▶ **EXTRACTED RECORDS**

* * * * *

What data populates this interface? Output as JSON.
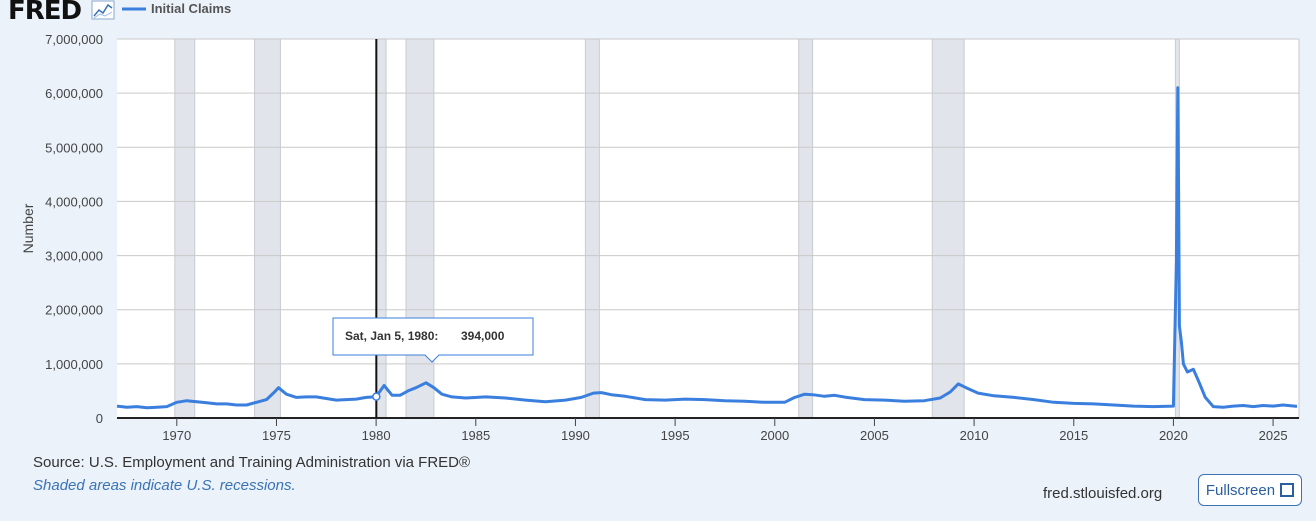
{
  "logo": {
    "text": "FRED"
  },
  "legend": {
    "series_name": "Initial Claims"
  },
  "colors": {
    "series": "#3a7fde",
    "recession": "#e1e4ea",
    "background": "#ebf2fa",
    "plot": "#ffffff",
    "link": "#3a73b5"
  },
  "tooltip": {
    "date": "Sat, Jan 5, 1980:",
    "value": "394,000"
  },
  "footer": {
    "source": "Source: U.S. Employment and Training Administration via FRED®",
    "note": "Shaded areas indicate U.S. recessions.",
    "site": "fred.stlouisfed.org",
    "fullscreen_label": "Fullscreen"
  },
  "chart_data": {
    "type": "line",
    "title": "",
    "xlabel": "",
    "ylabel": "Number",
    "xlim": [
      1967.0,
      2026.3
    ],
    "ylim": [
      0,
      7000000
    ],
    "y_ticks": [
      0,
      1000000,
      2000000,
      3000000,
      4000000,
      5000000,
      6000000,
      7000000
    ],
    "y_tick_labels": [
      "0",
      "1,000,000",
      "2,000,000",
      "3,000,000",
      "4,000,000",
      "5,000,000",
      "6,000,000",
      "7,000,000"
    ],
    "x_ticks": [
      1970,
      1975,
      1980,
      1985,
      1990,
      1995,
      2000,
      2005,
      2010,
      2015,
      2020,
      2025
    ],
    "x_tick_labels": [
      "1970",
      "1975",
      "1980",
      "1985",
      "1990",
      "1995",
      "2000",
      "2005",
      "2010",
      "2015",
      "2020",
      "2025"
    ],
    "grid": true,
    "legend_position": "top-left",
    "recessions": [
      [
        1969.9,
        1970.9
      ],
      [
        1973.9,
        1975.2
      ],
      [
        1980.0,
        1980.5
      ],
      [
        1981.5,
        1982.9
      ],
      [
        1990.5,
        1991.2
      ],
      [
        2001.2,
        2001.9
      ],
      [
        2007.9,
        2009.5
      ],
      [
        2020.1,
        2020.3
      ]
    ],
    "highlight": {
      "x": 1980.01,
      "y": 394000
    },
    "series": [
      {
        "name": "Initial Claims",
        "x": [
          1967.0,
          1967.5,
          1968.0,
          1968.5,
          1969.0,
          1969.5,
          1970.0,
          1970.5,
          1971.0,
          1971.5,
          1972.0,
          1972.5,
          1973.0,
          1973.5,
          1974.0,
          1974.5,
          1974.9,
          1975.1,
          1975.5,
          1976.0,
          1976.5,
          1977.0,
          1977.5,
          1978.0,
          1978.5,
          1979.0,
          1979.5,
          1980.0,
          1980.4,
          1980.8,
          1981.2,
          1981.6,
          1982.0,
          1982.5,
          1982.9,
          1983.3,
          1983.8,
          1984.5,
          1985.5,
          1986.5,
          1987.5,
          1988.5,
          1989.5,
          1990.3,
          1990.9,
          1991.3,
          1991.8,
          1992.5,
          1993.5,
          1994.5,
          1995.5,
          1996.5,
          1997.5,
          1998.5,
          1999.5,
          2000.5,
          2001.0,
          2001.5,
          2001.9,
          2002.5,
          2003.0,
          2003.6,
          2004.5,
          2005.5,
          2006.5,
          2007.5,
          2008.3,
          2008.8,
          2009.2,
          2009.6,
          2010.2,
          2011.0,
          2012.0,
          2013.0,
          2014.0,
          2015.0,
          2016.0,
          2017.0,
          2018.0,
          2019.0,
          2020.0,
          2020.15,
          2020.22,
          2020.26,
          2020.3,
          2020.4,
          2020.5,
          2020.7,
          2021.0,
          2021.3,
          2021.6,
          2022.0,
          2022.5,
          2023.0,
          2023.5,
          2024.0,
          2024.5,
          2025.0,
          2025.5,
          2026.2
        ],
        "values": [
          220000,
          200000,
          210000,
          190000,
          200000,
          210000,
          290000,
          320000,
          300000,
          280000,
          260000,
          260000,
          240000,
          240000,
          290000,
          340000,
          480000,
          560000,
          440000,
          380000,
          390000,
          390000,
          360000,
          330000,
          340000,
          350000,
          380000,
          394000,
          600000,
          420000,
          420000,
          500000,
          560000,
          650000,
          560000,
          440000,
          390000,
          370000,
          390000,
          370000,
          330000,
          300000,
          330000,
          380000,
          460000,
          470000,
          430000,
          400000,
          340000,
          330000,
          350000,
          340000,
          320000,
          310000,
          290000,
          290000,
          380000,
          440000,
          430000,
          400000,
          420000,
          380000,
          340000,
          330000,
          310000,
          320000,
          370000,
          480000,
          630000,
          560000,
          460000,
          410000,
          380000,
          340000,
          290000,
          270000,
          260000,
          240000,
          220000,
          210000,
          220000,
          2900000,
          6100000,
          4200000,
          1700000,
          1400000,
          1000000,
          850000,
          900000,
          650000,
          380000,
          210000,
          200000,
          220000,
          230000,
          210000,
          230000,
          220000,
          240000,
          215000
        ]
      }
    ]
  }
}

* * * * *

▶ **INSTRUCTIONS FOR THE TASK**
Look for the word "Initial" and return every line where it occurs.

▶ **SOLUTION FOR THIS TASK**
    "series_name": "Initial Claims"
        "name": "Initial Claims",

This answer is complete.